- SET PROBLEM:
Reply with one number only: the count of lines below that contain the word "Auto".

- RECORDS PROVIDED:
-- Begin --

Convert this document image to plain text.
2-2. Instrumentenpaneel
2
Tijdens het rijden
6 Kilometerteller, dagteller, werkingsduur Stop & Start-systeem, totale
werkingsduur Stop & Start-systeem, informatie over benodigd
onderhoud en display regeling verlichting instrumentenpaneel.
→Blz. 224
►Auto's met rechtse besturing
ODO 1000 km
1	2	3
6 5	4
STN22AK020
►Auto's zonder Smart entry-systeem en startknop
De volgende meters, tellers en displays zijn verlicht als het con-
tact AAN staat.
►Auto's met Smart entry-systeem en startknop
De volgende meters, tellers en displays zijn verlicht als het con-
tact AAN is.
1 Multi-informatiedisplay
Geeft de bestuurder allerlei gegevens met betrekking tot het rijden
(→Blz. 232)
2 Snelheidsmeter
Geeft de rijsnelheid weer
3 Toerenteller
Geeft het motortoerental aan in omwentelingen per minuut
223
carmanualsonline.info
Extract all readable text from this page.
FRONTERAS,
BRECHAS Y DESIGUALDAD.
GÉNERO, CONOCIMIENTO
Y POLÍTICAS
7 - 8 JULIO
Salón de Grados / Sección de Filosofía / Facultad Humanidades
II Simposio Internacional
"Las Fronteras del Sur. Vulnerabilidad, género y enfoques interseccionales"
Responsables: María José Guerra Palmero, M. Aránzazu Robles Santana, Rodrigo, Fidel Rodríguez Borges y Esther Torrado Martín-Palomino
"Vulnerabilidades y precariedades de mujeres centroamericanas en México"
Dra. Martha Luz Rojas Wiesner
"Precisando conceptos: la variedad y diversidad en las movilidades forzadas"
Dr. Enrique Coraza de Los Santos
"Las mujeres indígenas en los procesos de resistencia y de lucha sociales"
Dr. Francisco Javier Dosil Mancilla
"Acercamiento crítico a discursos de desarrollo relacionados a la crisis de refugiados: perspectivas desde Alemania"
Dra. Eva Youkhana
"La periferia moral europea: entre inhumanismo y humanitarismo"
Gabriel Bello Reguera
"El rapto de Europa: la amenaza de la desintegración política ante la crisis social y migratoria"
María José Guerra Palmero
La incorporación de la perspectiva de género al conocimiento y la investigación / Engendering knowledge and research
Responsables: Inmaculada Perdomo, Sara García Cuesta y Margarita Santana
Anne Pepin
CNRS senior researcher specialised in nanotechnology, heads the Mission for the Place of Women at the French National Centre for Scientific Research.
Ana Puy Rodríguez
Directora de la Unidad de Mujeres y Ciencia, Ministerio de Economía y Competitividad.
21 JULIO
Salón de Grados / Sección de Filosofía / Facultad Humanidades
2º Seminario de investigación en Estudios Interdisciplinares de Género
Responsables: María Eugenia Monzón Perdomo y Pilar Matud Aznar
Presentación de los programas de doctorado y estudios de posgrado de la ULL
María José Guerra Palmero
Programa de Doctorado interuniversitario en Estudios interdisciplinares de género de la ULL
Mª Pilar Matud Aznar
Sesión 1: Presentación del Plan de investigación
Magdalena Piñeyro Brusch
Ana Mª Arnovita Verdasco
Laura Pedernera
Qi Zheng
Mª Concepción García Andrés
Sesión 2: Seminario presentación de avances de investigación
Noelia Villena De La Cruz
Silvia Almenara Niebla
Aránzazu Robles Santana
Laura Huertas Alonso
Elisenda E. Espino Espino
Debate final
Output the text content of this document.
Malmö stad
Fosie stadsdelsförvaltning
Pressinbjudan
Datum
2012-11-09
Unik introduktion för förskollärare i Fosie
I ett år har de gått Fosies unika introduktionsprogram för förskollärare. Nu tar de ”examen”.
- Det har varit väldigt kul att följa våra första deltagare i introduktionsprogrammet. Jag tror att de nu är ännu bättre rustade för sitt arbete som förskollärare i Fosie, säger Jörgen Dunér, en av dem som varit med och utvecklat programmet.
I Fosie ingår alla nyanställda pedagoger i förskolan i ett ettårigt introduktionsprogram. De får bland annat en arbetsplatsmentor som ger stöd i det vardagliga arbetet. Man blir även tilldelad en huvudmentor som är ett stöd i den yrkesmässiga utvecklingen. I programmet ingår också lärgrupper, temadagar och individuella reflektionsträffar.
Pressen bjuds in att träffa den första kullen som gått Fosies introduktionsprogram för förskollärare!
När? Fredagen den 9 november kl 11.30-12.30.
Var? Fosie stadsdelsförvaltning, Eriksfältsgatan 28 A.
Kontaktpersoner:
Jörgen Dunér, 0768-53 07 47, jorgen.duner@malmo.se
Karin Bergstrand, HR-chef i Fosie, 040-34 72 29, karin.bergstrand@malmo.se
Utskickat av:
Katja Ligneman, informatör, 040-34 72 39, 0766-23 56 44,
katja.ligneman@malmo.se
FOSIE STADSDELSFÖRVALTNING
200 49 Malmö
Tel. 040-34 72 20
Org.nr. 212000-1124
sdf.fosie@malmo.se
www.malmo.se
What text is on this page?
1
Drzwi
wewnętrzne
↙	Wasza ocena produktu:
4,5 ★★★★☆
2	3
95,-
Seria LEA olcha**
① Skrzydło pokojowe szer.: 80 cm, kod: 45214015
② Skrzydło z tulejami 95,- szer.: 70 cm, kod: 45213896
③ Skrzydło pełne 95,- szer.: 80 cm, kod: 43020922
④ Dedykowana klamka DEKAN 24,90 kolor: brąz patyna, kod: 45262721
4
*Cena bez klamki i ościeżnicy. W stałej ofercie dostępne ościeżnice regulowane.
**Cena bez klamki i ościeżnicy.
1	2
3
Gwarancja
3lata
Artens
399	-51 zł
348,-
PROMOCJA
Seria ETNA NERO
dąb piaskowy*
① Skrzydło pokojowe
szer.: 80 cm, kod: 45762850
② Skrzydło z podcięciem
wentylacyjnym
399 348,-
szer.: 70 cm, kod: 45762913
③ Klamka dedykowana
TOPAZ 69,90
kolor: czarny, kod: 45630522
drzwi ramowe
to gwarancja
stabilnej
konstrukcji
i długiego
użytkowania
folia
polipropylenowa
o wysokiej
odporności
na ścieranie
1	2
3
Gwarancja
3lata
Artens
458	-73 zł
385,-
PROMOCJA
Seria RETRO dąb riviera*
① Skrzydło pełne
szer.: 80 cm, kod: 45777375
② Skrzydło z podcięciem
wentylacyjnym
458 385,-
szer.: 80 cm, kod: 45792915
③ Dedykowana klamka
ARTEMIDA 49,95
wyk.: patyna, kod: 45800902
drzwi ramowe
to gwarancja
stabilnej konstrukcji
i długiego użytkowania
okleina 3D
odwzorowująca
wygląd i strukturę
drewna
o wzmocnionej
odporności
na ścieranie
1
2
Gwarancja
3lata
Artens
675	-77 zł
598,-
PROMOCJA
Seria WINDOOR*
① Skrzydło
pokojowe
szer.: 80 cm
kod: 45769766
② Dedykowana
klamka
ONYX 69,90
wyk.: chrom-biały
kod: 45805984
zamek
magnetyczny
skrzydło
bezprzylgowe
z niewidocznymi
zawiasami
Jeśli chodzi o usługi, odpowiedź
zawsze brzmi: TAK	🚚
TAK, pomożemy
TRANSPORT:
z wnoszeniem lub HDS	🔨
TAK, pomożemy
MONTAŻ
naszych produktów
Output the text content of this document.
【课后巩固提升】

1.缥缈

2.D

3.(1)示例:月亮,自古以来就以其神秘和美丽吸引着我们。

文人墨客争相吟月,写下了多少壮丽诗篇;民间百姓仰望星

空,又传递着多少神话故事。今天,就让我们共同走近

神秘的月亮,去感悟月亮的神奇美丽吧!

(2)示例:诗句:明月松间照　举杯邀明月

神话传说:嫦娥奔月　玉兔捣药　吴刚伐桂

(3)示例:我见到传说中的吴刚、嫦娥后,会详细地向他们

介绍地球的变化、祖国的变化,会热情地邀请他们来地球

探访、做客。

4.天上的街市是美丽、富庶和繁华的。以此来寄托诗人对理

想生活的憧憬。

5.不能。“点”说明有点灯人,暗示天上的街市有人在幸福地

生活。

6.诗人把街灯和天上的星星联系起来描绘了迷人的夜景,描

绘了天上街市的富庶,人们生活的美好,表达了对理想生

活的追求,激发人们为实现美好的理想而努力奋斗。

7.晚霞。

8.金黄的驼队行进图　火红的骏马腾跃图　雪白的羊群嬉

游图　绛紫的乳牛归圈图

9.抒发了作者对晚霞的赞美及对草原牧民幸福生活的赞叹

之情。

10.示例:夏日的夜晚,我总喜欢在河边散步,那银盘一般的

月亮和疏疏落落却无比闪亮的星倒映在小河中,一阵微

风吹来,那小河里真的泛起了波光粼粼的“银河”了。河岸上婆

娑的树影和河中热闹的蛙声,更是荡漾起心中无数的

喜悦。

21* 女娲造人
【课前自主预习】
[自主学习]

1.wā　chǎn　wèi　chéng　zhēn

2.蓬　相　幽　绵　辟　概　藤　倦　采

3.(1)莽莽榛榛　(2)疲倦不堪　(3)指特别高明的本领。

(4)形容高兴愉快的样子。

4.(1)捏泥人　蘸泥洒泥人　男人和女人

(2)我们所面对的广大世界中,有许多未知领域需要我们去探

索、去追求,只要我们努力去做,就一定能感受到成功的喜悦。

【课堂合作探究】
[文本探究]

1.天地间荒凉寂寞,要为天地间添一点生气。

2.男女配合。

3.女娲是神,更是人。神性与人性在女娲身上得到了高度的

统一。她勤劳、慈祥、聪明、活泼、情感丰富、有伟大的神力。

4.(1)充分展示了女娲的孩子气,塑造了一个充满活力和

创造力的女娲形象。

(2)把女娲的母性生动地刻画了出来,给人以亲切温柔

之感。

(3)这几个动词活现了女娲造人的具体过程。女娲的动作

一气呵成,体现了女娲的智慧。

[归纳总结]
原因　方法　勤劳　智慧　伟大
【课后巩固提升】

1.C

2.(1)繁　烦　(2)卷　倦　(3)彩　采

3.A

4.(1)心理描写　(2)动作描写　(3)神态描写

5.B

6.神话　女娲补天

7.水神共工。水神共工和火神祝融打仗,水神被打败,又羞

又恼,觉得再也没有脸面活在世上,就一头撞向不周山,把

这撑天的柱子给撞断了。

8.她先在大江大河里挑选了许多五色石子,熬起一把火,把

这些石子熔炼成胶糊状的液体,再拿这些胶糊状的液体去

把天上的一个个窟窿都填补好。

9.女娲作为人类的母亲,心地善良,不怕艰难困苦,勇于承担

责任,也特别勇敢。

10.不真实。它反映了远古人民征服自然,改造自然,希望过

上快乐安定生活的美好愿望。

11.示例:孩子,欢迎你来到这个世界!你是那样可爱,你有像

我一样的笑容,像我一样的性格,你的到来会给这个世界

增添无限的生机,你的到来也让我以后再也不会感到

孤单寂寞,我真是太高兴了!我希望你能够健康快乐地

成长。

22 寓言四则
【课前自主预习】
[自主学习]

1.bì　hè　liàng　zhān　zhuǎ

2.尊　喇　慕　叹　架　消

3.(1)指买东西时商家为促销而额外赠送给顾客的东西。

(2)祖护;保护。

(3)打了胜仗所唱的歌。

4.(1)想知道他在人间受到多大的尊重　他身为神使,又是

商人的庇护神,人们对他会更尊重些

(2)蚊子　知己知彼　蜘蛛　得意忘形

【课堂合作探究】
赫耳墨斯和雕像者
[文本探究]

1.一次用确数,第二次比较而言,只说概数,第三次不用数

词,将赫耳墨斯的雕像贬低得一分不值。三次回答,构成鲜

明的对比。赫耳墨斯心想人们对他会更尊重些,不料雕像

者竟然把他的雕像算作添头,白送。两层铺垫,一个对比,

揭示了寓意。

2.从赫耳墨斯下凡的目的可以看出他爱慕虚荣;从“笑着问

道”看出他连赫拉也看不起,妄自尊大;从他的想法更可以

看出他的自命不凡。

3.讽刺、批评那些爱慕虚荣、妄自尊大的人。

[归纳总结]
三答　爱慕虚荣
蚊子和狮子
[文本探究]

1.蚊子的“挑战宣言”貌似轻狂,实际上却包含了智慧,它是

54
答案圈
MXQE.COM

-- End --

- TASK OUTPUT:
3